▸ Problem to solve: Gather up every line from the entries below that uses the word "JSON".

+++ Records provided

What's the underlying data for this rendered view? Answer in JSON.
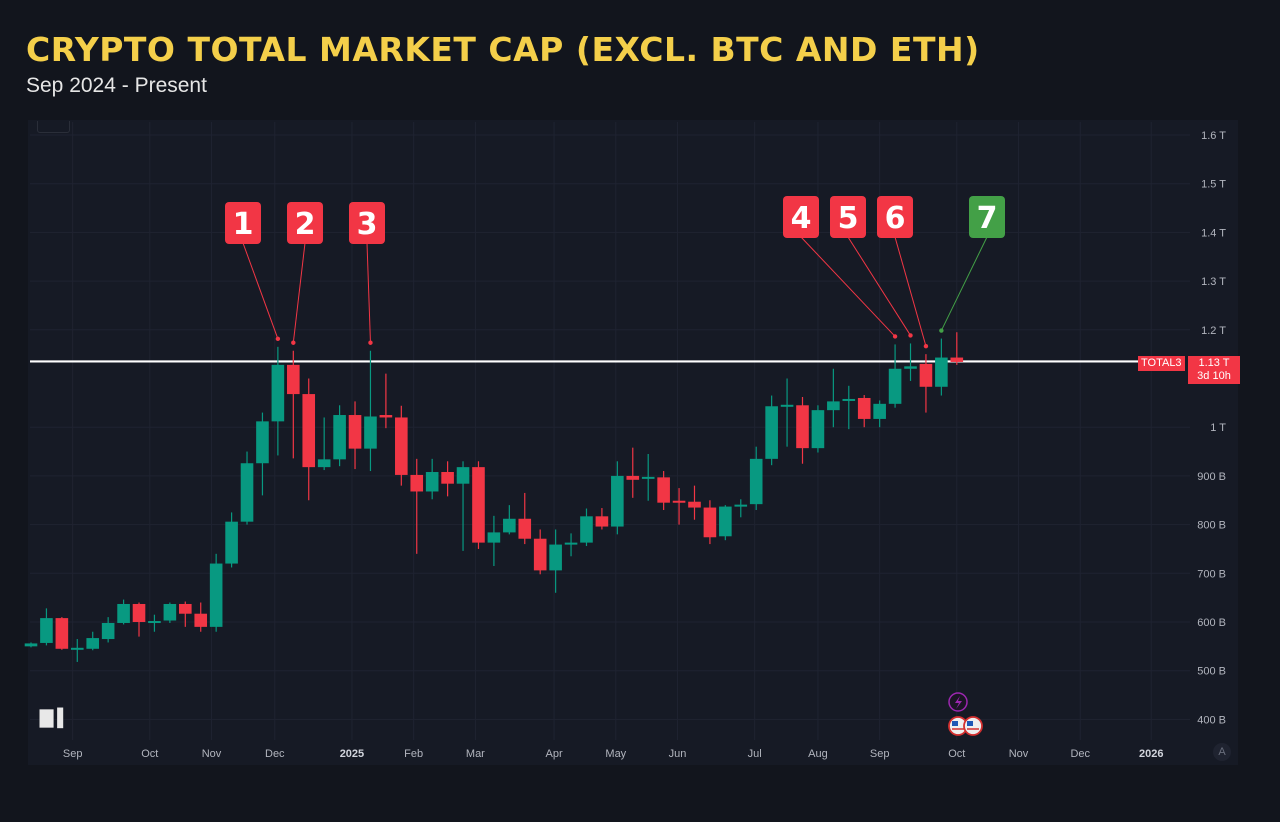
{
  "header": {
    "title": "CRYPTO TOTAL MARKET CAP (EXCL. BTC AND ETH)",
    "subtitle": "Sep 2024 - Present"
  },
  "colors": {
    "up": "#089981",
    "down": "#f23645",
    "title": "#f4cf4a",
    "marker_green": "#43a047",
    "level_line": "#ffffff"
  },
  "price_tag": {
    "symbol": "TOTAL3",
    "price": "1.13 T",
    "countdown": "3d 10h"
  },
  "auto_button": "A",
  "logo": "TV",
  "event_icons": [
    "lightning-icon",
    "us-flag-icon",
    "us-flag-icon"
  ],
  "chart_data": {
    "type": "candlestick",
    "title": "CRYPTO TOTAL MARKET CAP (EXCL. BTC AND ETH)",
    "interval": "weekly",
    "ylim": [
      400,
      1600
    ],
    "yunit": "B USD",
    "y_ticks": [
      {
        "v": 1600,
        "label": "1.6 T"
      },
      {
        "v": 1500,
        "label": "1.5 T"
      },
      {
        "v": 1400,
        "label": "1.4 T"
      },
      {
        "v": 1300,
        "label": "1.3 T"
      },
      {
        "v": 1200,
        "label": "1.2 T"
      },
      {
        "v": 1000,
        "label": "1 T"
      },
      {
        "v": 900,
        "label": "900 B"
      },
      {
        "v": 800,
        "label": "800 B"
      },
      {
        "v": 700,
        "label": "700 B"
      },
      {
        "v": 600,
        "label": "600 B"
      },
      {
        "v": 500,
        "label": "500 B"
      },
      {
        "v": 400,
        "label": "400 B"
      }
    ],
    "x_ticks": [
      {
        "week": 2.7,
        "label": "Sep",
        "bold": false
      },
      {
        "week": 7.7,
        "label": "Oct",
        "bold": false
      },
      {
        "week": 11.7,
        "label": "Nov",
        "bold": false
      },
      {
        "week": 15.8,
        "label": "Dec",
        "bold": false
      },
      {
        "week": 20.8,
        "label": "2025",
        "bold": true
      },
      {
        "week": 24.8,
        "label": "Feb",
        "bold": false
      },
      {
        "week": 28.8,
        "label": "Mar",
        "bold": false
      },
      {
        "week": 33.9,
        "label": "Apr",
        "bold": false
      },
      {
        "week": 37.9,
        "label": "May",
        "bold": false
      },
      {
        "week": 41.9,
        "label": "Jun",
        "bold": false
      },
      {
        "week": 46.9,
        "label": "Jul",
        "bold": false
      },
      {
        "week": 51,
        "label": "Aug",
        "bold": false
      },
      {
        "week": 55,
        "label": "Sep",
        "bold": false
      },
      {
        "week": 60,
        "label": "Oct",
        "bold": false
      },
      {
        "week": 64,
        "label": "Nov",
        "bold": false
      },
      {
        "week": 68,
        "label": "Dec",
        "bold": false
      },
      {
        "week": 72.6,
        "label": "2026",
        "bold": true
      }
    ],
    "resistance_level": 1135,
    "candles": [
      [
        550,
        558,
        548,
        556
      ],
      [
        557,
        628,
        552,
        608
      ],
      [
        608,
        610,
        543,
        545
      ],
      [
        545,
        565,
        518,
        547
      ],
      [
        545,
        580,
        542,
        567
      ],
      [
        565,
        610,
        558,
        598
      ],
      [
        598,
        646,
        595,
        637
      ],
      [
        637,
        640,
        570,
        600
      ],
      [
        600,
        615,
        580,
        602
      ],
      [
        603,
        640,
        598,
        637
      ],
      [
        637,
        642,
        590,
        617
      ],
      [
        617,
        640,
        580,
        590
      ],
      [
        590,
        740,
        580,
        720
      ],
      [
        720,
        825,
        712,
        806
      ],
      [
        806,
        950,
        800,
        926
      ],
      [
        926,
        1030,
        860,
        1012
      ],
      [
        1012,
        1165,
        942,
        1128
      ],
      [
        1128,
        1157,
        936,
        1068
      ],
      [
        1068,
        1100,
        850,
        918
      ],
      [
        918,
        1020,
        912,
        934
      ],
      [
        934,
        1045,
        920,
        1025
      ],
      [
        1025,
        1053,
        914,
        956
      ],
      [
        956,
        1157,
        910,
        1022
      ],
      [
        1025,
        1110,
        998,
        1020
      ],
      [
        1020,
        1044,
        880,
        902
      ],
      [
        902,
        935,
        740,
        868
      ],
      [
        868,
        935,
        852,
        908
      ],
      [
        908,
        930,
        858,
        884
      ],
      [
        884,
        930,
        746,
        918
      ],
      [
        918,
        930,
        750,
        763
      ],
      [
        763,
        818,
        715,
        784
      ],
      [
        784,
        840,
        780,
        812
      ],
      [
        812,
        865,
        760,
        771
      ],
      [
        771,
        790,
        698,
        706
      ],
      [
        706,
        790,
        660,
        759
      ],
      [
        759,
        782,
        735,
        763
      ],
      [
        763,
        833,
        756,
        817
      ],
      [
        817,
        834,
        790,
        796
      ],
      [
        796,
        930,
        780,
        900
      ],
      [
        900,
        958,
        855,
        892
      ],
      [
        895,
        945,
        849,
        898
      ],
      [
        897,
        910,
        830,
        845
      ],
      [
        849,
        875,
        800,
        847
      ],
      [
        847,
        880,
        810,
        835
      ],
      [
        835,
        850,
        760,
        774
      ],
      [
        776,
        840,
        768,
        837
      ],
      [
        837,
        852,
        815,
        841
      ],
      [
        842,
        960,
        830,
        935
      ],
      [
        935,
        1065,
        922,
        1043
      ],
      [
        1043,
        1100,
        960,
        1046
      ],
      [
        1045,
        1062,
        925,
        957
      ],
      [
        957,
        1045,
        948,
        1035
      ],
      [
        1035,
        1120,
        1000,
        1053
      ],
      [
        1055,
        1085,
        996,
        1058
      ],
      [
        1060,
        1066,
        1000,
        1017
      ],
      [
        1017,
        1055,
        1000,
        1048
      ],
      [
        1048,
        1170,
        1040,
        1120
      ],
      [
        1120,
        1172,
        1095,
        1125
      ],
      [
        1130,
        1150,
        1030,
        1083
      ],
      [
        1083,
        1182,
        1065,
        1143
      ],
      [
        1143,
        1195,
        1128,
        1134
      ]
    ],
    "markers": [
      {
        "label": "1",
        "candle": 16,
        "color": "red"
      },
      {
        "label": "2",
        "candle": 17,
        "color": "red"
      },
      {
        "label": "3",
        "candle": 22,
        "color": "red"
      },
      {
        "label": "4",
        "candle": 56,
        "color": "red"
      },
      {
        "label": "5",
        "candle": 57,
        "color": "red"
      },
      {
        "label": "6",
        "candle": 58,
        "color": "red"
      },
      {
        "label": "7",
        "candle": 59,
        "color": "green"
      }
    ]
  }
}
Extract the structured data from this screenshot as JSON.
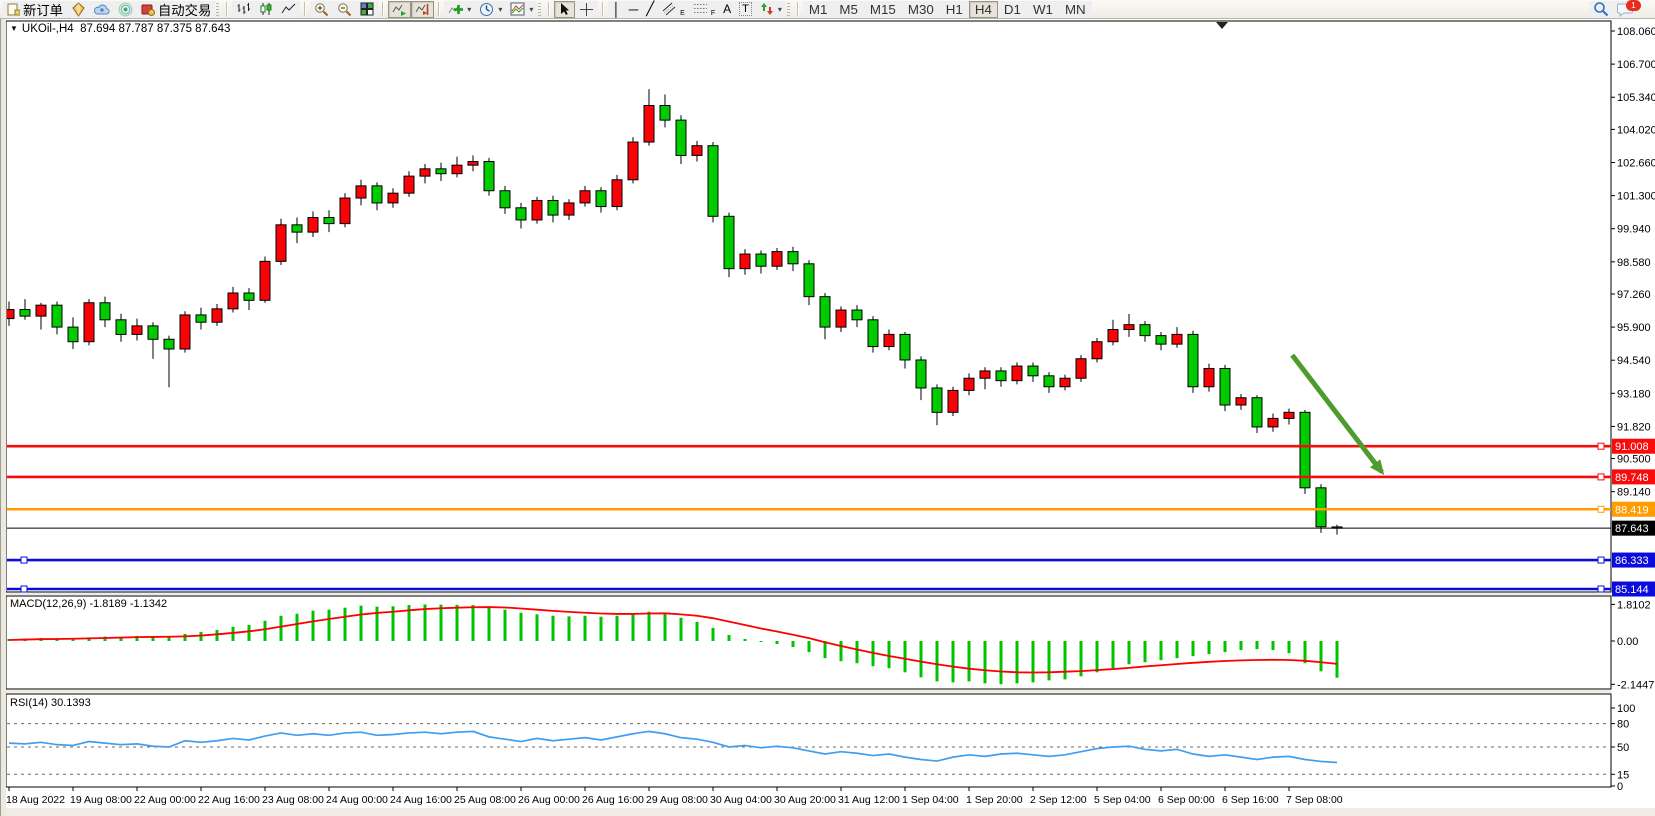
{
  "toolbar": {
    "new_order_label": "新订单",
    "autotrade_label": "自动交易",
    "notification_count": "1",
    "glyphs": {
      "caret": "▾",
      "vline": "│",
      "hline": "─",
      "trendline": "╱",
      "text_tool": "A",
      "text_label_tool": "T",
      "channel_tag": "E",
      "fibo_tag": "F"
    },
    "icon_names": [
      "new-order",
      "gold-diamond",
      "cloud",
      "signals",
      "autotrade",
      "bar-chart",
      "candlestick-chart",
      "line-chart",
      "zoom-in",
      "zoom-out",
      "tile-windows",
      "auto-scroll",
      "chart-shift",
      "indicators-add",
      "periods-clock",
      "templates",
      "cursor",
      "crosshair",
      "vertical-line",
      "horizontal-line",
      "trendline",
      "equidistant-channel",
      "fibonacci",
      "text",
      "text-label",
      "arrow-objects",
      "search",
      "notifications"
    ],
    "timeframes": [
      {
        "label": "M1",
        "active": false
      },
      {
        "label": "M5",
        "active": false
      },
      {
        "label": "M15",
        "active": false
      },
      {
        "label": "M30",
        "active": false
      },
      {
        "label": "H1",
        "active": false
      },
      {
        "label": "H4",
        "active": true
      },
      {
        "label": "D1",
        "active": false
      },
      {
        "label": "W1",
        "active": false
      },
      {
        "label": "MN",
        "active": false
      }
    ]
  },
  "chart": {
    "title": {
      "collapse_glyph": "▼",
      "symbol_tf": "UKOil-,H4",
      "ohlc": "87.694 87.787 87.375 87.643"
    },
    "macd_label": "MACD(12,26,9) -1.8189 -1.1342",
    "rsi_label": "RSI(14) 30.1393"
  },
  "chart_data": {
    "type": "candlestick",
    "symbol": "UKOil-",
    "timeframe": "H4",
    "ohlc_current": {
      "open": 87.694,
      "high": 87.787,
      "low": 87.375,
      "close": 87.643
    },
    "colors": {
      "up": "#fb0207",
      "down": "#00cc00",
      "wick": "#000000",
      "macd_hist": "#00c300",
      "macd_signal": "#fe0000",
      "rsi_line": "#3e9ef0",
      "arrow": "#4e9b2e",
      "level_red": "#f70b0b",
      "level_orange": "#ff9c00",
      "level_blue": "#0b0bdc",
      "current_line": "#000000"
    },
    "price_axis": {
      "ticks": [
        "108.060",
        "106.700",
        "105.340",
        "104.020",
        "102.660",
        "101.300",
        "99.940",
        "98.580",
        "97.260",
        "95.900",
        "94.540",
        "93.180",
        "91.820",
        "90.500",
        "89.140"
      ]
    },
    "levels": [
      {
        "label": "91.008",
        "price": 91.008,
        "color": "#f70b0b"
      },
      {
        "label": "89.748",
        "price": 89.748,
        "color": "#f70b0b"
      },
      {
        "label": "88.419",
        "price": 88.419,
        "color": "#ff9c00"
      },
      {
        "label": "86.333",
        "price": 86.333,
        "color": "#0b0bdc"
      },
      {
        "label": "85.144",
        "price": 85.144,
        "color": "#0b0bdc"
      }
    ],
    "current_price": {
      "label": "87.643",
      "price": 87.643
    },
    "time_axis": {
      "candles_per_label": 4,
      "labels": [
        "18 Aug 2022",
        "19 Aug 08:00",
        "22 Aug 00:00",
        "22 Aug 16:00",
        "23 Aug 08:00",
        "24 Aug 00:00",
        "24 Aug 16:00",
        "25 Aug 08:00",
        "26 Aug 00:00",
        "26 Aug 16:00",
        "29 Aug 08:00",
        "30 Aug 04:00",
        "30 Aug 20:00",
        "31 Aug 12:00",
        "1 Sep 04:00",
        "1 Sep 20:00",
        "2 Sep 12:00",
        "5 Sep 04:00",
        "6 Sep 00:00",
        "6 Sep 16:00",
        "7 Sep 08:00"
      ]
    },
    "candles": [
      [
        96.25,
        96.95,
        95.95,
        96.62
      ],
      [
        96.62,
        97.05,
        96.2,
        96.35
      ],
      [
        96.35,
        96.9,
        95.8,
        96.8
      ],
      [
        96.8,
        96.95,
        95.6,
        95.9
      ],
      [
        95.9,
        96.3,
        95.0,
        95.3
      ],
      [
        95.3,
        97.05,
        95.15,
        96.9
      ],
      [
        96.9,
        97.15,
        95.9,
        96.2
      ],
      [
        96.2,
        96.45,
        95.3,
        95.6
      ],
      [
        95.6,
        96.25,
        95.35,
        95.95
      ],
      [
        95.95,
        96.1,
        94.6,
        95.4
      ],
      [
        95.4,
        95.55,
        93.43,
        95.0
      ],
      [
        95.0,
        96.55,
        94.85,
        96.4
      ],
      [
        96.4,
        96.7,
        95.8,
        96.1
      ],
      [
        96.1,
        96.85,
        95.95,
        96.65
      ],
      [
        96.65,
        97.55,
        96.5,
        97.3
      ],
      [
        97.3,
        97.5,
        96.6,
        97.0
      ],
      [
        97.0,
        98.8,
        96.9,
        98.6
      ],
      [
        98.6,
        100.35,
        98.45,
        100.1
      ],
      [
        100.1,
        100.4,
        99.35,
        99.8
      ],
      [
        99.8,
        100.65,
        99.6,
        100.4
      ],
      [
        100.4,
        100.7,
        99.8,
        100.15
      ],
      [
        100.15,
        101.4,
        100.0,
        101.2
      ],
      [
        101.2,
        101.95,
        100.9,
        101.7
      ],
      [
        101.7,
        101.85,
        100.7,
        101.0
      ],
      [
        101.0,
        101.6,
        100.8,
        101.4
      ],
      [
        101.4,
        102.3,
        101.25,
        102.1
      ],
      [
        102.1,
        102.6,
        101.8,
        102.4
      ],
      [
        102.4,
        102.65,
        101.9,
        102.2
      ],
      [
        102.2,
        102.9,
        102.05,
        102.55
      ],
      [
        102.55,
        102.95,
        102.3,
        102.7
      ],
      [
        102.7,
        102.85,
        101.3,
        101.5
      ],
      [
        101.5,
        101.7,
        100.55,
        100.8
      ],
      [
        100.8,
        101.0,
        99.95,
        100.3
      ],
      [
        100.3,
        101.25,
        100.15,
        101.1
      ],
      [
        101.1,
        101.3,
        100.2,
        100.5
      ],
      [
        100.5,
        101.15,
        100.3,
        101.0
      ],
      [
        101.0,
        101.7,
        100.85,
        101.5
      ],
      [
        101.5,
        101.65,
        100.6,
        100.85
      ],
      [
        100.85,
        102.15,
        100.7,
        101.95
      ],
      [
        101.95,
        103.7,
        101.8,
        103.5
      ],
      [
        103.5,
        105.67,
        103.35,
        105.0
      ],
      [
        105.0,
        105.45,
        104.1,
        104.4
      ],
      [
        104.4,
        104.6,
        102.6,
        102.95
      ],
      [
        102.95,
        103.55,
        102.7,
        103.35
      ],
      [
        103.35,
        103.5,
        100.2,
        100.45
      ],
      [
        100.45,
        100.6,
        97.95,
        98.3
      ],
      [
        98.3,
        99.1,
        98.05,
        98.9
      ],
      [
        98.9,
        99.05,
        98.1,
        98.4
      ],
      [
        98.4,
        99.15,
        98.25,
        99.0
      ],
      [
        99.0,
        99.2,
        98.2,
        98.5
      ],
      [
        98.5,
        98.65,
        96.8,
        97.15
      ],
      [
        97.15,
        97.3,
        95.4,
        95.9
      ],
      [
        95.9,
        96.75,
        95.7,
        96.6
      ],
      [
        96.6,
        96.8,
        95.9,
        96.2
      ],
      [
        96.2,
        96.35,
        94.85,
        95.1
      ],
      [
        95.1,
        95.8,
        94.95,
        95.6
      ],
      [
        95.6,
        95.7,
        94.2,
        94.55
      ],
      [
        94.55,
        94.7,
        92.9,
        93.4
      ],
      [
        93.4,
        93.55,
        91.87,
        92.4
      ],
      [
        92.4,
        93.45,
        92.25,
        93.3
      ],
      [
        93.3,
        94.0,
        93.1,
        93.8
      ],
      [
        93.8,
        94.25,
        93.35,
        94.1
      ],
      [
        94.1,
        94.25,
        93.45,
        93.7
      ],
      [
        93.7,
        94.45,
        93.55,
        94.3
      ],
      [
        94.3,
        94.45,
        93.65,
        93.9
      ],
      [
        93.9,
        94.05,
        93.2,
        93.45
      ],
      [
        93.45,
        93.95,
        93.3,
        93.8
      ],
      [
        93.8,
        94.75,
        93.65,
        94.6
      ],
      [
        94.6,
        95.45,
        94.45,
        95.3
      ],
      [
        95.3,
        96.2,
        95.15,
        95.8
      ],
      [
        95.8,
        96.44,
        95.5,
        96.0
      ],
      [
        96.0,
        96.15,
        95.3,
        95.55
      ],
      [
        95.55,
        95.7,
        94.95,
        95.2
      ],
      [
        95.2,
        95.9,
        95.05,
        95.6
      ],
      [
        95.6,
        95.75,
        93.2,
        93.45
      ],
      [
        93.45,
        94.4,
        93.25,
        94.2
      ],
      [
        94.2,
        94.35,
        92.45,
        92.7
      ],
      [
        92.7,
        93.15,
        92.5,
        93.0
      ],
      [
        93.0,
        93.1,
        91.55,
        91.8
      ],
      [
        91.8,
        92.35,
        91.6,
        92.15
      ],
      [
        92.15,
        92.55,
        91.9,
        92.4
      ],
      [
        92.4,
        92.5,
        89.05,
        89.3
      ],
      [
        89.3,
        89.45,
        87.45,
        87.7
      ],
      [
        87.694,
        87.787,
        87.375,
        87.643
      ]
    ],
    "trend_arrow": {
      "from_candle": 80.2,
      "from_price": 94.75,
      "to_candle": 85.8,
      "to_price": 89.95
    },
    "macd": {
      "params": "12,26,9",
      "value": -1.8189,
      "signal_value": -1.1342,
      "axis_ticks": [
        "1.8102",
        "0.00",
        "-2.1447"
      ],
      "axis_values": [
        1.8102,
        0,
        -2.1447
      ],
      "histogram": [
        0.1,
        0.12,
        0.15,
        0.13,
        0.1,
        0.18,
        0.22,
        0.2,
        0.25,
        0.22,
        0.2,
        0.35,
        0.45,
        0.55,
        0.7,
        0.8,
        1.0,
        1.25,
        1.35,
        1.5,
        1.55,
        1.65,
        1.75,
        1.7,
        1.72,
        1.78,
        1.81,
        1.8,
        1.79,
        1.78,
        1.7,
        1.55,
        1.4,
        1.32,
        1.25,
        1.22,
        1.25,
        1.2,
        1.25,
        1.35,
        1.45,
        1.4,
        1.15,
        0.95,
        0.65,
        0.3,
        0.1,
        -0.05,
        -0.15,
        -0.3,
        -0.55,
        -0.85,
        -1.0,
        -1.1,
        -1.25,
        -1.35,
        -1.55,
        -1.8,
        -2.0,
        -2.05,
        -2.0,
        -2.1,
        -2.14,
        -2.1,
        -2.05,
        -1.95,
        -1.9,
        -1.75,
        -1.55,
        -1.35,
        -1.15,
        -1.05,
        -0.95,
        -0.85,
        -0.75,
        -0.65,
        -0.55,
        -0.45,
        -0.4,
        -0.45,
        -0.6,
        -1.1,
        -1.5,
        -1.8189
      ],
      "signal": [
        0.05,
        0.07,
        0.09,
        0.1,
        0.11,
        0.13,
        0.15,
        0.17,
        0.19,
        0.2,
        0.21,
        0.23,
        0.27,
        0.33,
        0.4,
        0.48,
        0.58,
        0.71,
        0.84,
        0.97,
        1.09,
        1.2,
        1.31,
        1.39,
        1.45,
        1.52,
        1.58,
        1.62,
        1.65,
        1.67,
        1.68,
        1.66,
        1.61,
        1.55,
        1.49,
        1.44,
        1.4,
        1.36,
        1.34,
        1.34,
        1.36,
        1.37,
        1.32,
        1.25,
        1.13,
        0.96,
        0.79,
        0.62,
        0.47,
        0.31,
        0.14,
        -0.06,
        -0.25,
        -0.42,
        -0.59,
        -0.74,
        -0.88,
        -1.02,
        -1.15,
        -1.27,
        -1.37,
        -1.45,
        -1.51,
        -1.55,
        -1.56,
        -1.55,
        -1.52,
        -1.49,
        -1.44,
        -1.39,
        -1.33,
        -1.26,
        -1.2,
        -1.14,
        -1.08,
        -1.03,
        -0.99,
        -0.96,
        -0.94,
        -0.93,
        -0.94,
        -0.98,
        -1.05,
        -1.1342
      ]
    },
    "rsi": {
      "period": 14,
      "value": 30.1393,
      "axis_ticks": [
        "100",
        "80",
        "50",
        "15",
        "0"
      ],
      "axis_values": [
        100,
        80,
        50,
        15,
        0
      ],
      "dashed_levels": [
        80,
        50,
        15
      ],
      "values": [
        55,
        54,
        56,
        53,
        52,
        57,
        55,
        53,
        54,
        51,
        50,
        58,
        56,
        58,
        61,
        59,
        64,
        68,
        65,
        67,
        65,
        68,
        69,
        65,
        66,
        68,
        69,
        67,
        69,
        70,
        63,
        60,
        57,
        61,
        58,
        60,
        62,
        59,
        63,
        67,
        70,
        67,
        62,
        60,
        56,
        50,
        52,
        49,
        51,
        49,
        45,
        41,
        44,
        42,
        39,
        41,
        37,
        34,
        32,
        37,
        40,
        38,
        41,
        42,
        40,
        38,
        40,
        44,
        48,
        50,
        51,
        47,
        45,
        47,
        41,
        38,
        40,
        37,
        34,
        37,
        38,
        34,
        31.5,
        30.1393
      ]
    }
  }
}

++++++

▸ Finished answer:
What's the underlying data for this rendered view? Answer in JSON.
Extract the structured data from this screenshot as JSON.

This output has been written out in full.